# Stated task
Go through the records underneath and write each one out again exactly.

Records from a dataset
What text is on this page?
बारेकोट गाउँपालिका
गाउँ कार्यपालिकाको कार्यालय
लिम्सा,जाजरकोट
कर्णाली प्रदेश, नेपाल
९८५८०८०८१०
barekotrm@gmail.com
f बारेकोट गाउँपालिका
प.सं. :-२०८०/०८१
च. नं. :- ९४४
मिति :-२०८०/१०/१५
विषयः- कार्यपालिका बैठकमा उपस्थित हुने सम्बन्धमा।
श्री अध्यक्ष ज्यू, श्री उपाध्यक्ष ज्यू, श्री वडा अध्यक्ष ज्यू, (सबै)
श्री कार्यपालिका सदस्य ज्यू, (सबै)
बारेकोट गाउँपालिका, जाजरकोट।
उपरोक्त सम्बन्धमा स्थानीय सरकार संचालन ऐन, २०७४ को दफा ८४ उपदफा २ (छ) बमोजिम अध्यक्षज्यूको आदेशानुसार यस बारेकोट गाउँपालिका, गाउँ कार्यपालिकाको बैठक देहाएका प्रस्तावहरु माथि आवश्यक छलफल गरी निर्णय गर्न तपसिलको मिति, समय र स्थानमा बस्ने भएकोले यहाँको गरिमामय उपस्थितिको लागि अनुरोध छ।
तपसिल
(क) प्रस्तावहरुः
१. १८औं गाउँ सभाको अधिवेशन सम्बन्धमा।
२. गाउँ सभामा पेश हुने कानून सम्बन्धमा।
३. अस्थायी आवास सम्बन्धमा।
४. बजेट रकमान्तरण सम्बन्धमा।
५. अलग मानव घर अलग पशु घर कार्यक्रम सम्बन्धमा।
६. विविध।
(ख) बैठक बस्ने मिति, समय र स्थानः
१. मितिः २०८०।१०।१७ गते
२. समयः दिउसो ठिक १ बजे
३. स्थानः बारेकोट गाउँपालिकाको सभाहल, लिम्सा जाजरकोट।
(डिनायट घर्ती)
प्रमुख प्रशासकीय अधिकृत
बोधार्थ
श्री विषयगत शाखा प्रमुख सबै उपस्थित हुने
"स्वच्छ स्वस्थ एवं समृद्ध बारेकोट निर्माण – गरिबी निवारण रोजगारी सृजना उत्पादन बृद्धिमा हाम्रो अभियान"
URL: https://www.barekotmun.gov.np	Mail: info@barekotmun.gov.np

# Full response
What text is on this page?
बारेकोट गाउँपालिका
गाउँ कार्यपालिकाको कार्यालय
लिम्सा,जाजरकोट
कर्णाली प्रदेश, नेपाल
९८५८०८०८१०
barekotrm@gmail.com
f बारेकोट गाउँपालिका
प.सं. :-२०८०/०८१
च. नं. :- ९४४
मिति :-२०८०/१०/१५
विषयः- कार्यपालिका बैठकमा उपस्थित हुने सम्बन्धमा।
श्री अध्यक्ष ज्यू, श्री उपाध्यक्ष ज्यू, श्री वडा अध्यक्ष ज्यू, (सबै)
श्री कार्यपालिका सदस्य ज्यू, (सबै)
बारेकोट गाउँपालिका, जाजरकोट।
उपरोक्त सम्बन्धमा स्थानीय सरकार संचालन ऐन, २०७४ को दफा ८४ उपदफा २ (छ) बमोजिम अध्यक्षज्यूको आदेशानुसार यस बारेकोट गाउँपालिका, गाउँ कार्यपालिकाको बैठक देहाएका प्रस्तावहरु माथि आवश्यक छलफल गरी निर्णय गर्न तपसिलको मिति, समय र स्थानमा बस्ने भएकोले यहाँको गरिमामय उपस्थितिको लागि अनुरोध छ।
तपसिल
(क) प्रस्तावहरुः
१. १८औं गाउँ सभाको अधिवेशन सम्बन्धमा।
२. गाउँ सभामा पेश हुने कानून सम्बन्धमा।
३. अस्थायी आवास सम्बन्धमा।
४. बजेट रकमान्तरण सम्बन्धमा।
५. अलग मानव घर अलग पशु घर कार्यक्रम सम्बन्धमा।
६. विविध।
(ख) बैठक बस्ने मिति, समय र स्थानः
१. मितिः २०८०।१०।१७ गते
२. समयः दिउसो ठिक १ बजे
३. स्थानः बारेकोट गाउँपालिकाको सभाहल, लिम्सा जाजरकोट।
(डिनायट घर्ती)
प्रमुख प्रशासकीय अधिकृत
बोधार्थ
श्री विषयगत शाखा प्रमुख सबै उपस्थित हुने
"स्वच्छ स्वस्थ एवं समृद्ध बारेकोट निर्माण – गरिबी निवारण रोजगारी सृजना उत्पादन बृद्धिमा हाम्रो अभियान"
URL: https://www.barekotmun.gov.np	Mail: info@barekotmun.gov.np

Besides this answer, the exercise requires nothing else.